### Stated exercise
Skip the pictures. Repeat everything else in the records word for word.

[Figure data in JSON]
___
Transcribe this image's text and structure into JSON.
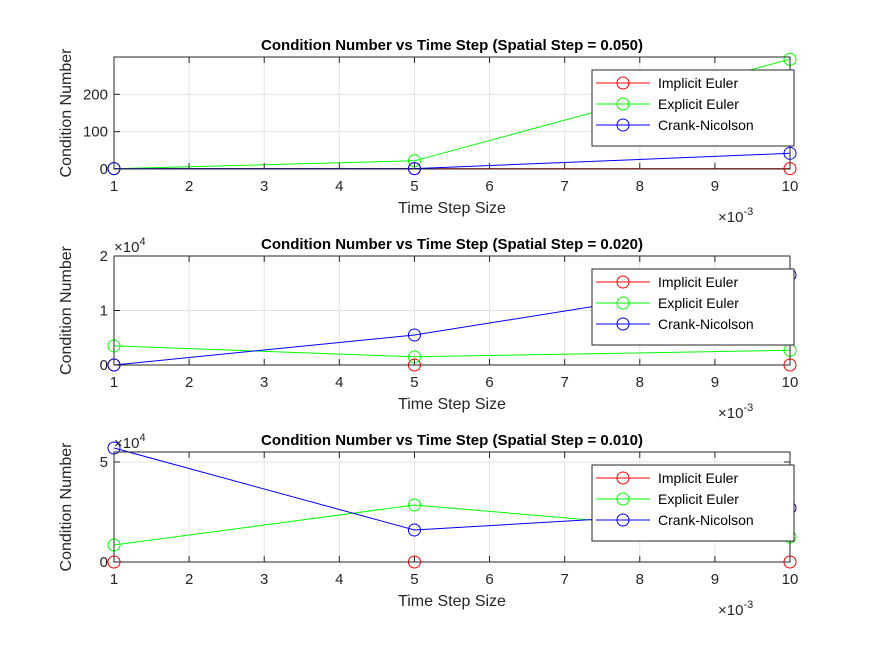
{
  "chart_data": [
    {
      "type": "line",
      "title": "Condition Number vs Time Step (Spatial Step = 0.050)",
      "xlabel": "Time Step Size",
      "ylabel": "Condition Number",
      "x_exponent_base": "×10",
      "x_exponent_power": "-3",
      "y_exponent_base": "",
      "y_exponent_power": "",
      "xlim": [
        1,
        10
      ],
      "ylim": [
        0,
        300
      ],
      "x_ticks": [
        1,
        2,
        3,
        4,
        5,
        6,
        7,
        8,
        9,
        10
      ],
      "x_tick_labels": [
        "1",
        "2",
        "3",
        "4",
        "5",
        "6",
        "7",
        "8",
        "9",
        "10"
      ],
      "y_ticks": [
        0,
        100,
        200
      ],
      "y_tick_labels": [
        "0",
        "100",
        "200"
      ],
      "x": [
        1,
        5,
        10
      ],
      "grid": true,
      "legend_position": "top-right",
      "series": [
        {
          "name": "Implicit Euler",
          "color": "#ff0000",
          "marker": "circle",
          "values": [
            1,
            1,
            1
          ]
        },
        {
          "name": "Explicit Euler",
          "color": "#00ff00",
          "marker": "circle",
          "values": [
            0.8,
            22,
            294
          ]
        },
        {
          "name": "Crank-Nicolson",
          "color": "#0000ff",
          "marker": "circle",
          "values": [
            1,
            1,
            42
          ]
        }
      ]
    },
    {
      "type": "line",
      "title": "Condition Number vs Time Step (Spatial Step = 0.020)",
      "xlabel": "Time Step Size",
      "ylabel": "Condition Number",
      "x_exponent_base": "×10",
      "x_exponent_power": "-3",
      "y_exponent_base": "×10",
      "y_exponent_power": "4",
      "xlim": [
        1,
        10
      ],
      "ylim": [
        0,
        2
      ],
      "x_ticks": [
        1,
        2,
        3,
        4,
        5,
        6,
        7,
        8,
        9,
        10
      ],
      "x_tick_labels": [
        "1",
        "2",
        "3",
        "4",
        "5",
        "6",
        "7",
        "8",
        "9",
        "10"
      ],
      "y_ticks": [
        0,
        1,
        2
      ],
      "y_tick_labels": [
        "0",
        "1",
        "2"
      ],
      "x": [
        1,
        5,
        10
      ],
      "grid": true,
      "legend_position": "top-right",
      "series": [
        {
          "name": "Implicit Euler",
          "color": "#ff0000",
          "marker": "circle",
          "values": [
            0.0001,
            0.0001,
            0.0001
          ]
        },
        {
          "name": "Explicit Euler",
          "color": "#00ff00",
          "marker": "circle",
          "values": [
            0.35,
            0.15,
            0.27
          ]
        },
        {
          "name": "Crank-Nicolson",
          "color": "#0000ff",
          "marker": "circle",
          "values": [
            0.0001,
            0.55,
            1.65
          ]
        }
      ]
    },
    {
      "type": "line",
      "title": "Condition Number vs Time Step (Spatial Step = 0.010)",
      "xlabel": "Time Step Size",
      "ylabel": "Condition Number",
      "x_exponent_base": "×10",
      "x_exponent_power": "-3",
      "y_exponent_base": "×10",
      "y_exponent_power": "4",
      "xlim": [
        1,
        10
      ],
      "ylim": [
        0,
        5.5
      ],
      "x_ticks": [
        1,
        2,
        3,
        4,
        5,
        6,
        7,
        8,
        9,
        10
      ],
      "x_tick_labels": [
        "1",
        "2",
        "3",
        "4",
        "5",
        "6",
        "7",
        "8",
        "9",
        "10"
      ],
      "y_ticks": [
        0,
        5
      ],
      "y_tick_labels": [
        "0",
        "5"
      ],
      "x": [
        1,
        5,
        10
      ],
      "grid": true,
      "legend_position": "top-right",
      "series": [
        {
          "name": "Implicit Euler",
          "color": "#ff0000",
          "marker": "circle",
          "values": [
            0.0003,
            0.0003,
            0.0003
          ]
        },
        {
          "name": "Explicit Euler",
          "color": "#00ff00",
          "marker": "circle",
          "values": [
            0.85,
            2.85,
            1.25
          ]
        },
        {
          "name": "Crank-Nicolson",
          "color": "#0000ff",
          "marker": "circle",
          "values": [
            5.7,
            1.6,
            2.7
          ]
        }
      ]
    }
  ]
}
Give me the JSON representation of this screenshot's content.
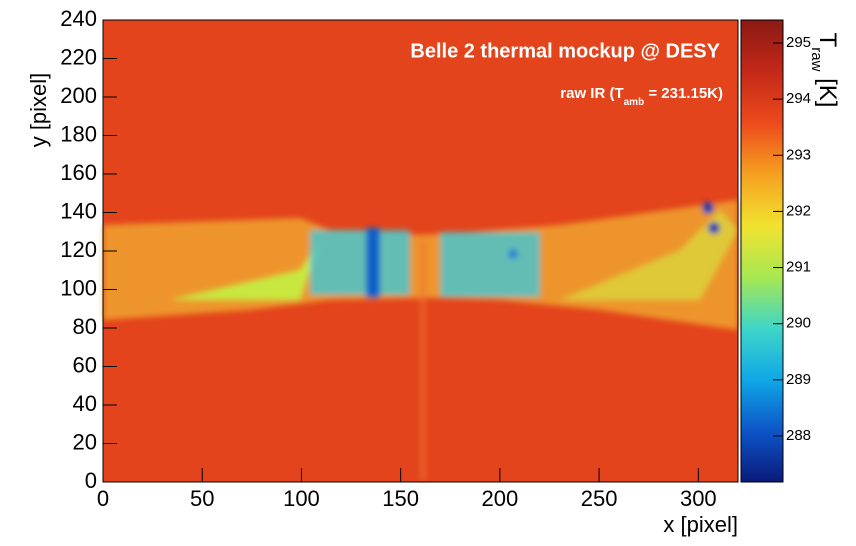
___
### Problem solution
Transcribe this image's text and structure into JSON.
{
  "chart_data": [
    {
      "type": "line",
      "title": "Condition Number vs Time Step (Spatial Step = 0.050)",
      "xlabel": "Time Step Size",
      "ylabel": "Condition Number",
      "x_exponent_base": "×10",
      "x_exponent_power": "-3",
      "y_exponent_base": "",
      "y_exponent_power": "",
      "xlim": [
        1,
        10
      ],
      "ylim": [
        0,
        300
      ],
      "x_ticks": [
        1,
        2,
        3,
        4,
        5,
        6,
        7,
        8,
        9,
        10
      ],
      "x_tick_labels": [
        "1",
        "2",
        "3",
        "4",
        "5",
        "6",
        "7",
        "8",
        "9",
        "10"
      ],
      "y_ticks": [
        0,
        100,
        200
      ],
      "y_tick_labels": [
        "0",
        "100",
        "200"
      ],
      "x": [
        1,
        5,
        10
      ],
      "grid": true,
      "legend_position": "top-right",
      "series": [
        {
          "name": "Implicit Euler",
          "color": "#ff0000",
          "marker": "circle",
          "values": [
            1,
            1,
            1
          ]
        },
        {
          "name": "Explicit Euler",
          "color": "#00ff00",
          "marker": "circle",
          "values": [
            0.8,
            22,
            294
          ]
        },
        {
          "name": "Crank-Nicolson",
          "color": "#0000ff",
          "marker": "circle",
          "values": [
            1,
            1,
            42
          ]
        }
      ]
    },
    {
      "type": "line",
      "title": "Condition Number vs Time Step (Spatial Step = 0.020)",
      "xlabel": "Time Step Size",
      "ylabel": "Condition Number",
      "x_exponent_base": "×10",
      "x_exponent_power": "-3",
      "y_exponent_base": "×10",
      "y_exponent_power": "4",
      "xlim": [
        1,
        10
      ],
      "ylim": [
        0,
        2
      ],
      "x_ticks": [
        1,
        2,
        3,
        4,
        5,
        6,
        7,
        8,
        9,
        10
      ],
      "x_tick_labels": [
        "1",
        "2",
        "3",
        "4",
        "5",
        "6",
        "7",
        "8",
        "9",
        "10"
      ],
      "y_ticks": [
        0,
        1,
        2
      ],
      "y_tick_labels": [
        "0",
        "1",
        "2"
      ],
      "x": [
        1,
        5,
        10
      ],
      "grid": true,
      "legend_position": "top-right",
      "series": [
        {
          "name": "Implicit Euler",
          "color": "#ff0000",
          "marker": "circle",
          "values": [
            0.0001,
            0.0001,
            0.0001
          ]
        },
        {
          "name": "Explicit Euler",
          "color": "#00ff00",
          "marker": "circle",
          "values": [
            0.35,
            0.15,
            0.27
          ]
        },
        {
          "name": "Crank-Nicolson",
          "color": "#0000ff",
          "marker": "circle",
          "values": [
            0.0001,
            0.55,
            1.65
          ]
        }
      ]
    },
    {
      "type": "line",
      "title": "Condition Number vs Time Step (Spatial Step = 0.010)",
      "xlabel": "Time Step Size",
      "ylabel": "Condition Number",
      "x_exponent_base": "×10",
      "x_exponent_power": "-3",
      "y_exponent_base": "×10",
      "y_exponent_power": "4",
      "xlim": [
        1,
        10
      ],
      "ylim": [
        0,
        5.5
      ],
      "x_ticks": [
        1,
        2,
        3,
        4,
        5,
        6,
        7,
        8,
        9,
        10
      ],
      "x_tick_labels": [
        "1",
        "2",
        "3",
        "4",
        "5",
        "6",
        "7",
        "8",
        "9",
        "10"
      ],
      "y_ticks": [
        0,
        5
      ],
      "y_tick_labels": [
        "0",
        "5"
      ],
      "x": [
        1,
        5,
        10
      ],
      "grid": true,
      "legend_position": "top-right",
      "series": [
        {
          "name": "Implicit Euler",
          "color": "#ff0000",
          "marker": "circle",
          "values": [
            0.0003,
            0.0003,
            0.0003
          ]
        },
        {
          "name": "Explicit Euler",
          "color": "#00ff00",
          "marker": "circle",
          "values": [
            0.85,
            2.85,
            1.25
          ]
        },
        {
          "name": "Crank-Nicolson",
          "color": "#0000ff",
          "marker": "circle",
          "values": [
            5.7,
            1.6,
            2.7
          ]
        }
      ]
    }
  ]
}
Give me the JSON representation of this screenshot's content.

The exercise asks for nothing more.